To do: Skip the images and copy each record exactly as written.

Collected data:
* Begin *
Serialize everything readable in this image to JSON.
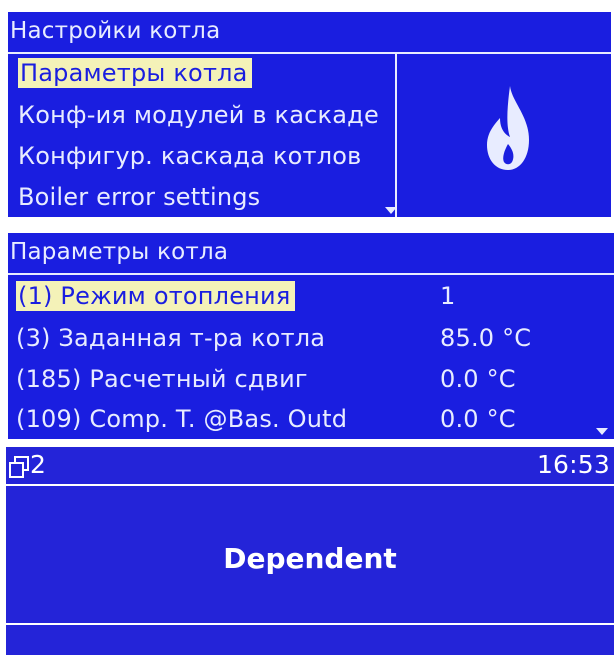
{
  "panel1": {
    "title": "Настройки котла",
    "items": [
      "Параметры котла",
      "Конф-ия модулей в каскаде",
      "Конфигур. каскада котлов",
      "Boiler error settings"
    ],
    "selected_index": 0,
    "icon": "flame-icon"
  },
  "panel2": {
    "title": "Параметры котла",
    "rows": [
      {
        "label": "(1) Режим отопления",
        "value": "1"
      },
      {
        "label": "(3) Заданная т-ра котла",
        "value": "85.0 °C"
      },
      {
        "label": "(185) Расчетный сдвиг",
        "value": "0.0 °C"
      },
      {
        "label": "(109) Comp. T. @Bas. Outd",
        "value": "0.0 °C"
      }
    ],
    "selected_index": 0
  },
  "panel3": {
    "module_number": "2",
    "module_icon": "module-icon",
    "time": "16:53",
    "status": "Dependent"
  },
  "colors": {
    "screen_bg": "#1a1ee0",
    "text": "#e8ecff",
    "highlight_bg": "#f4f2b8"
  }
}
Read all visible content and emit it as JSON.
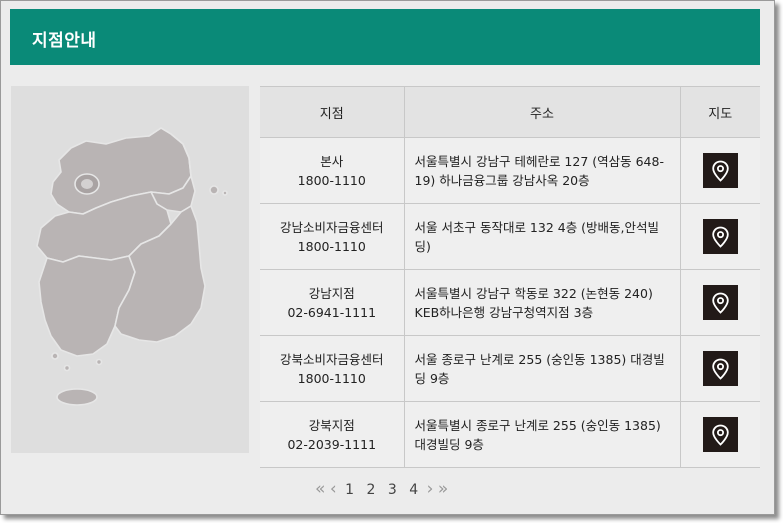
* End *
Result below:
Serialize everything readable in this image to JSON.
{
  "panel1": {
    "title": "Настройки котла",
    "items": [
      "Параметры котла",
      "Конф-ия модулей в каскаде",
      "Конфигур. каскада котлов",
      "Boiler error settings"
    ],
    "selected_index": 0,
    "icon": "flame-icon"
  },
  "panel2": {
    "title": "Параметры котла",
    "rows": [
      {
        "label": "(1) Режим отопления",
        "value": "1"
      },
      {
        "label": "(3) Заданная т-ра котла",
        "value": "85.0 °C"
      },
      {
        "label": "(185) Расчетный сдвиг",
        "value": "0.0 °C"
      },
      {
        "label": "(109) Comp. T. @Bas. Outd",
        "value": "0.0 °C"
      }
    ],
    "selected_index": 0
  },
  "panel3": {
    "module_number": "2",
    "module_icon": "module-icon",
    "time": "16:53",
    "status": "Dependent"
  },
  "colors": {
    "screen_bg": "#1a1ee0",
    "text": "#e8ecff",
    "highlight_bg": "#f4f2b8"
  }
}
Read all visible content and emit it as JSON.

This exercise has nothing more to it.